## BEGIN

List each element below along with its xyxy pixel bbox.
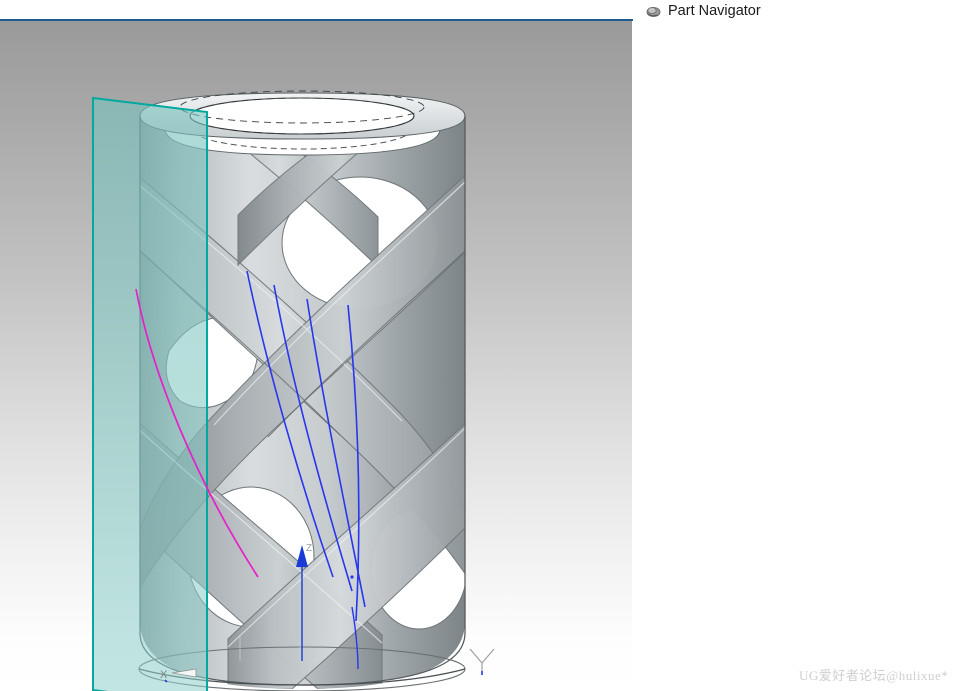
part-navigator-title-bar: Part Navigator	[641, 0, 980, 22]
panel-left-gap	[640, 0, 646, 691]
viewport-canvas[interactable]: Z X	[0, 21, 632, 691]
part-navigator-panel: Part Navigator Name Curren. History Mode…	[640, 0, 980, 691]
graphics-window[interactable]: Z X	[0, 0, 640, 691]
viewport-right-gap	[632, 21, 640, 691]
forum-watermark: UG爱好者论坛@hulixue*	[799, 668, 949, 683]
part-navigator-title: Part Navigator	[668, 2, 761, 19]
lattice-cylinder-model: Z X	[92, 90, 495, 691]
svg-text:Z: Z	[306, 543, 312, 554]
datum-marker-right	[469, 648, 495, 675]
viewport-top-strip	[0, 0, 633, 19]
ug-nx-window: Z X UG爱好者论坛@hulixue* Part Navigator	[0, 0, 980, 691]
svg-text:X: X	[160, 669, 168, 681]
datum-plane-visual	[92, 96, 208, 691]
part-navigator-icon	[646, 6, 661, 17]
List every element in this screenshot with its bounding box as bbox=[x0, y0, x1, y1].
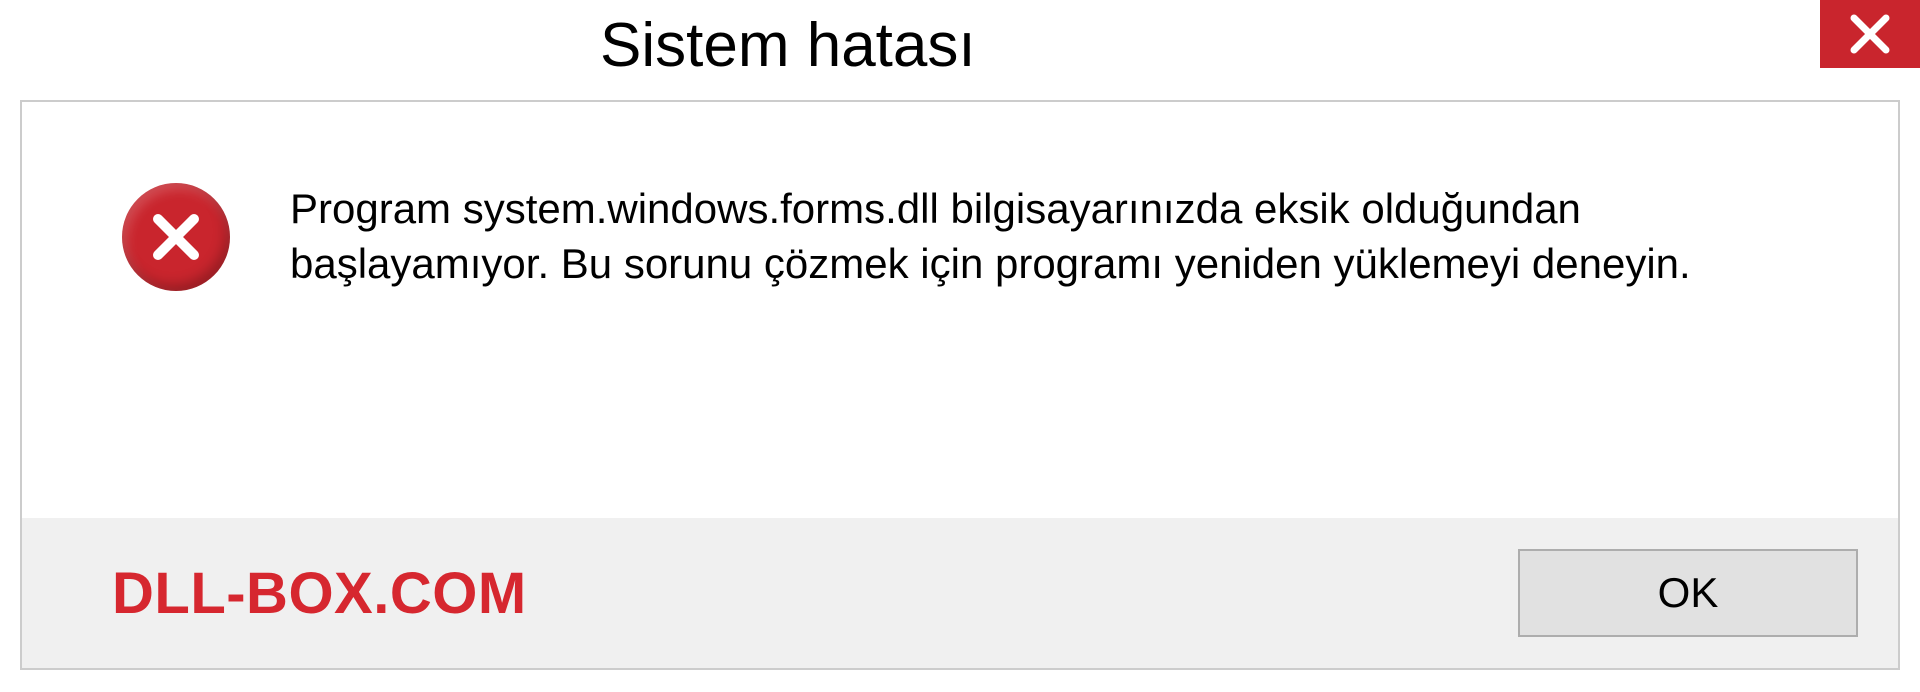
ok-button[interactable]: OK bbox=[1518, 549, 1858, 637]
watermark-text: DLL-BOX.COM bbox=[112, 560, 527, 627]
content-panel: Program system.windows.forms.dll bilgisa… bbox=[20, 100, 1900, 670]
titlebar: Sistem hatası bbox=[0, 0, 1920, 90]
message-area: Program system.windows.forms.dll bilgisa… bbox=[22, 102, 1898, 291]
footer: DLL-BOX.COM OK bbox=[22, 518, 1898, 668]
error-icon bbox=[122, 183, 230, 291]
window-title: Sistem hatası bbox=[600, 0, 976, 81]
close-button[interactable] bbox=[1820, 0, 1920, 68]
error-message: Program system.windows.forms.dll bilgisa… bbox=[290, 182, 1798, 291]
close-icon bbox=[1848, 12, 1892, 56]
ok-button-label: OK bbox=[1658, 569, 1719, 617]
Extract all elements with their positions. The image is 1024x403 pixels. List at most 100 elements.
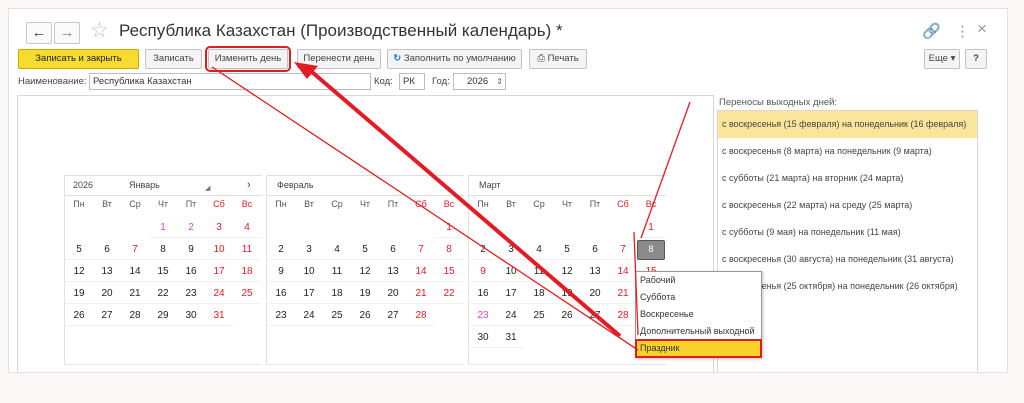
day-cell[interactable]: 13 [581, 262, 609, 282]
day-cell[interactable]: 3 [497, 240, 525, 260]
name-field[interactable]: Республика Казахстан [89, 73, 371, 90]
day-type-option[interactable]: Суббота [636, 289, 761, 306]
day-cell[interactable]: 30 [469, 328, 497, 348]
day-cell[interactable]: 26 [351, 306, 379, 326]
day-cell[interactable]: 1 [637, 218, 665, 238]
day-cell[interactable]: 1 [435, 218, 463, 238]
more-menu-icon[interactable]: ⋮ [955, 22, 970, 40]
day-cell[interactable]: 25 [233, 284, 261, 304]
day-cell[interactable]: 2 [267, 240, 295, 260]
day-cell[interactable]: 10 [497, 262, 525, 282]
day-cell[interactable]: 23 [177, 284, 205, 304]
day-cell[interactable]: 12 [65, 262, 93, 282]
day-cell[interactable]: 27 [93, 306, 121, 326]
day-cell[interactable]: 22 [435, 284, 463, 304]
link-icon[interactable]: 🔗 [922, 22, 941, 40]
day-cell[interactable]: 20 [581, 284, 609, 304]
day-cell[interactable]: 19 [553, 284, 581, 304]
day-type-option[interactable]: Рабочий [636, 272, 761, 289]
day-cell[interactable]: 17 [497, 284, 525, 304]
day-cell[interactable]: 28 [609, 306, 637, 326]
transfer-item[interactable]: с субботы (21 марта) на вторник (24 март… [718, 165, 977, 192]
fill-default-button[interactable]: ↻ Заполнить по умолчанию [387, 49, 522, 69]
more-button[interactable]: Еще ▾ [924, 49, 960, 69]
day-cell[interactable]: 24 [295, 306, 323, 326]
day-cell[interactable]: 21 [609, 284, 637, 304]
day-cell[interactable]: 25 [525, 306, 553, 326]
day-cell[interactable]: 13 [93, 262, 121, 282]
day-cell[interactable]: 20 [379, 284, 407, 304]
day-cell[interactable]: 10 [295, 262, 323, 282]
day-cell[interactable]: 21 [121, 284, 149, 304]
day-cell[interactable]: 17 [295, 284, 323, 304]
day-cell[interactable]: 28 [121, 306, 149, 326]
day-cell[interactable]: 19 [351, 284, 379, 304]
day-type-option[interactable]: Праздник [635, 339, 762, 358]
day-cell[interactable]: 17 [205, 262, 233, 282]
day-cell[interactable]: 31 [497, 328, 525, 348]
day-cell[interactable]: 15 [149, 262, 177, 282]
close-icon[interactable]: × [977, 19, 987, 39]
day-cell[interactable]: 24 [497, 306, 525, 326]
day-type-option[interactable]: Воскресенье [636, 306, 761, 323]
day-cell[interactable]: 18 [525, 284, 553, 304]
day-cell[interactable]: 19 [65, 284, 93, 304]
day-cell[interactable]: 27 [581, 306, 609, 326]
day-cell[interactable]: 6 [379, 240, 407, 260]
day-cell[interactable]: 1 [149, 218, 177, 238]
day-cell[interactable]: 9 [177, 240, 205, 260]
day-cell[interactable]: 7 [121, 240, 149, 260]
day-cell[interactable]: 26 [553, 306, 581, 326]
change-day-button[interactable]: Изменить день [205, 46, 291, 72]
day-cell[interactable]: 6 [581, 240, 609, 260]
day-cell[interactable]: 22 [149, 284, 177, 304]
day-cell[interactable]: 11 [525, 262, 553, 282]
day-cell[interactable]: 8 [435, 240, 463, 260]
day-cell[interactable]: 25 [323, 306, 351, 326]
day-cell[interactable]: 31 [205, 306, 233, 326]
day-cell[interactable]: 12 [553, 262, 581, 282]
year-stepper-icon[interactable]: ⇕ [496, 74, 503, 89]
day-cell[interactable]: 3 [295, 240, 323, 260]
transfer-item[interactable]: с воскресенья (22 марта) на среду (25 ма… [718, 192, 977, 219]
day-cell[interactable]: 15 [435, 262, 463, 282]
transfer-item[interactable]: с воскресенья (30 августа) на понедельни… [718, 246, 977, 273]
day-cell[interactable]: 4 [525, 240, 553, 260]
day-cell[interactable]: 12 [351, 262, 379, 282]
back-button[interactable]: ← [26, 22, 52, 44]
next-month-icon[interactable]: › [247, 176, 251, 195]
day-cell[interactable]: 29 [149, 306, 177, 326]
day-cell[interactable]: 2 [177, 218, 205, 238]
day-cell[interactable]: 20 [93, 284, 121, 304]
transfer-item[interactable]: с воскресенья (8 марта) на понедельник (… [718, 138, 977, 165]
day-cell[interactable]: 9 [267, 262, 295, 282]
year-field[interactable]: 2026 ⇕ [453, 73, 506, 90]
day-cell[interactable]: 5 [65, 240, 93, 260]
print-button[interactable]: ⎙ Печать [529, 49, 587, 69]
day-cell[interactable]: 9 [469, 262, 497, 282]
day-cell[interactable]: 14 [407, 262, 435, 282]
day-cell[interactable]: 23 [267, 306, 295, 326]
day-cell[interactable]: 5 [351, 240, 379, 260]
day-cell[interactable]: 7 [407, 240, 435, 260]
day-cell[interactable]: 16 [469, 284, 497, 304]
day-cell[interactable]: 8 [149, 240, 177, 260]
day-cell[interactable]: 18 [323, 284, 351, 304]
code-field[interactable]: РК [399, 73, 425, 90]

## END

▶ _What is expected_
Could you swap every "day-cell" in the data above for "calendar-day" and give all of it again, otherwise unchanged and without the pictures?

▶ _Result_
List each element below along with its xyxy pixel bbox.
part-navigator-title-bar: Part Navigator	[641, 0, 980, 22]
panel-left-gap	[640, 0, 646, 691]
viewport-canvas[interactable]: Z X	[0, 21, 632, 691]
part-navigator-panel: Part Navigator Name Curren. History Mode…	[640, 0, 980, 691]
graphics-window[interactable]: Z X	[0, 0, 640, 691]
viewport-right-gap	[632, 21, 640, 691]
forum-watermark: UG爱好者论坛@hulixue*	[799, 668, 949, 683]
part-navigator-title: Part Navigator	[668, 2, 761, 19]
lattice-cylinder-model: Z X	[92, 90, 495, 691]
svg-text:Z: Z	[306, 543, 312, 554]
datum-marker-right	[469, 648, 495, 675]
viewport-top-strip	[0, 0, 633, 19]
ug-nx-window: Z X UG爱好者论坛@hulixue* Part Navigator	[0, 0, 980, 691]
svg-text:X: X	[160, 669, 168, 681]
datum-plane-visual	[92, 96, 208, 691]
part-navigator-icon	[646, 6, 661, 17]
List every element in this screenshot with its bounding box as bbox=[x0, y0, x1, y1].
ok-button[interactable]: OK bbox=[1518, 549, 1858, 637]
watermark-text: DLL-BOX.COM bbox=[112, 560, 527, 627]
content-panel: Program system.windows.forms.dll bilgisa… bbox=[20, 100, 1900, 670]
titlebar: Sistem hatası bbox=[0, 0, 1920, 90]
message-area: Program system.windows.forms.dll bilgisa… bbox=[22, 102, 1898, 291]
footer: DLL-BOX.COM OK bbox=[22, 518, 1898, 668]
error-icon bbox=[122, 183, 230, 291]
window-title: Sistem hatası bbox=[600, 0, 976, 81]
close-button[interactable] bbox=[1820, 0, 1920, 68]
error-message: Program system.windows.forms.dll bilgisa… bbox=[290, 182, 1798, 291]
close-icon bbox=[1848, 12, 1892, 56]
ok-button-label: OK bbox=[1658, 569, 1719, 617]
Extract all elements with their positions. The image is 1024x403 pixels. List at most 100 elements.
calendar-day[interactable]: 13 [581, 262, 609, 282]
calendar-day[interactable]: 3 [497, 240, 525, 260]
name-field[interactable]: Республика Казахстан [89, 73, 371, 90]
day-type-option[interactable]: Суббота [636, 289, 761, 306]
calendar-day[interactable]: 30 [469, 328, 497, 348]
calendar-day[interactable]: 26 [351, 306, 379, 326]
calendar-day[interactable]: 1 [637, 218, 665, 238]
calendar-day[interactable]: 1 [435, 218, 463, 238]
more-menu-icon[interactable]: ⋮ [955, 22, 970, 40]
calendar-day[interactable]: 25 [233, 284, 261, 304]
calendar-day[interactable]: 2 [267, 240, 295, 260]
calendar-day[interactable]: 10 [497, 262, 525, 282]
calendar-day[interactable]: 23 [177, 284, 205, 304]
calendar-day[interactable]: 12 [65, 262, 93, 282]
calendar-day[interactable]: 27 [93, 306, 121, 326]
calendar-day[interactable]: 22 [435, 284, 463, 304]
link-icon[interactable]: 🔗 [922, 22, 941, 40]
calendar-day[interactable]: 20 [581, 284, 609, 304]
calendar-day[interactable]: 19 [553, 284, 581, 304]
day-type-option[interactable]: Рабочий [636, 272, 761, 289]
calendar-day[interactable]: 17 [497, 284, 525, 304]
calendar-day[interactable]: 28 [609, 306, 637, 326]
transfer-item[interactable]: с субботы (21 марта) на вторник (24 март… [718, 165, 977, 192]
fill-default-button[interactable]: ↻ Заполнить по умолчанию [387, 49, 522, 69]
more-button[interactable]: Еще ▾ [924, 49, 960, 69]
calendar-day[interactable]: 24 [295, 306, 323, 326]
calendar-day[interactable]: 21 [609, 284, 637, 304]
calendar-day[interactable]: 25 [525, 306, 553, 326]
calendar-day[interactable]: 13 [93, 262, 121, 282]
calendar-day[interactable]: 20 [379, 284, 407, 304]
calendar-day[interactable]: 10 [295, 262, 323, 282]
calendar-day[interactable]: 21 [121, 284, 149, 304]
calendar-day[interactable]: 17 [295, 284, 323, 304]
calendar-day[interactable]: 28 [121, 306, 149, 326]
calendar-day[interactable]: 19 [351, 284, 379, 304]
day-type-option[interactable]: Праздник [635, 339, 762, 358]
calendar-day[interactable]: 17 [205, 262, 233, 282]
calendar-day[interactable]: 31 [497, 328, 525, 348]
calendar-day[interactable]: 15 [149, 262, 177, 282]
close-icon[interactable]: × [977, 19, 987, 39]
calendar-day[interactable]: 24 [497, 306, 525, 326]
day-type-option[interactable]: Воскресенье [636, 306, 761, 323]
calendar-day[interactable]: 18 [525, 284, 553, 304]
calendar-day[interactable]: 19 [65, 284, 93, 304]
calendar-day[interactable]: 27 [581, 306, 609, 326]
calendar-day[interactable]: 6 [379, 240, 407, 260]
calendar-day[interactable]: 1 [149, 218, 177, 238]
calendar-day[interactable]: 9 [177, 240, 205, 260]
calendar-day[interactable]: 7 [121, 240, 149, 260]
calendar-day[interactable]: 26 [553, 306, 581, 326]
change-day-button[interactable]: Изменить день [205, 46, 291, 72]
calendar-day[interactable]: 6 [581, 240, 609, 260]
calendar-day[interactable]: 22 [149, 284, 177, 304]
calendar-day[interactable]: 11 [525, 262, 553, 282]
calendar-day[interactable]: 8 [435, 240, 463, 260]
calendar-day[interactable]: 25 [323, 306, 351, 326]
calendar-day[interactable]: 31 [205, 306, 233, 326]
calendar-day[interactable]: 12 [553, 262, 581, 282]
year-stepper-icon[interactable]: ⇕ [496, 74, 503, 89]
calendar-day[interactable]: 3 [295, 240, 323, 260]
transfer-item[interactable]: с воскресенья (22 марта) на среду (25 ма… [718, 192, 977, 219]
calendar-day[interactable]: 15 [435, 262, 463, 282]
transfer-item[interactable]: с воскресенья (30 августа) на понедельни… [718, 246, 977, 273]
calendar-day[interactable]: 4 [525, 240, 553, 260]
calendar-day[interactable]: 12 [351, 262, 379, 282]
back-button[interactable]: ← [26, 22, 52, 44]
next-month-icon[interactable]: › [247, 176, 251, 195]
calendar-day[interactable]: 29 [149, 306, 177, 326]
calendar-day[interactable]: 2 [177, 218, 205, 238]
calendar-day[interactable]: 20 [93, 284, 121, 304]
transfer-item[interactable]: с воскресенья (8 марта) на понедельник (… [718, 138, 977, 165]
calendar-day[interactable]: 9 [267, 262, 295, 282]
year-field[interactable]: 2026 ⇕ [453, 73, 506, 90]
calendar-day[interactable]: 5 [65, 240, 93, 260]
print-button[interactable]: ⎙ Печать [529, 49, 587, 69]
calendar-day[interactable]: 9 [469, 262, 497, 282]
calendar-day[interactable]: 14 [407, 262, 435, 282]
calendar-day[interactable]: 23 [267, 306, 295, 326]
calendar-day[interactable]: 5 [351, 240, 379, 260]
calendar-day[interactable]: 7 [407, 240, 435, 260]
calendar-day[interactable]: 16 [469, 284, 497, 304]
calendar-day[interactable]: 8 [149, 240, 177, 260]
calendar-day[interactable]: 18 [323, 284, 351, 304]
code-field[interactable]: РК [399, 73, 425, 90]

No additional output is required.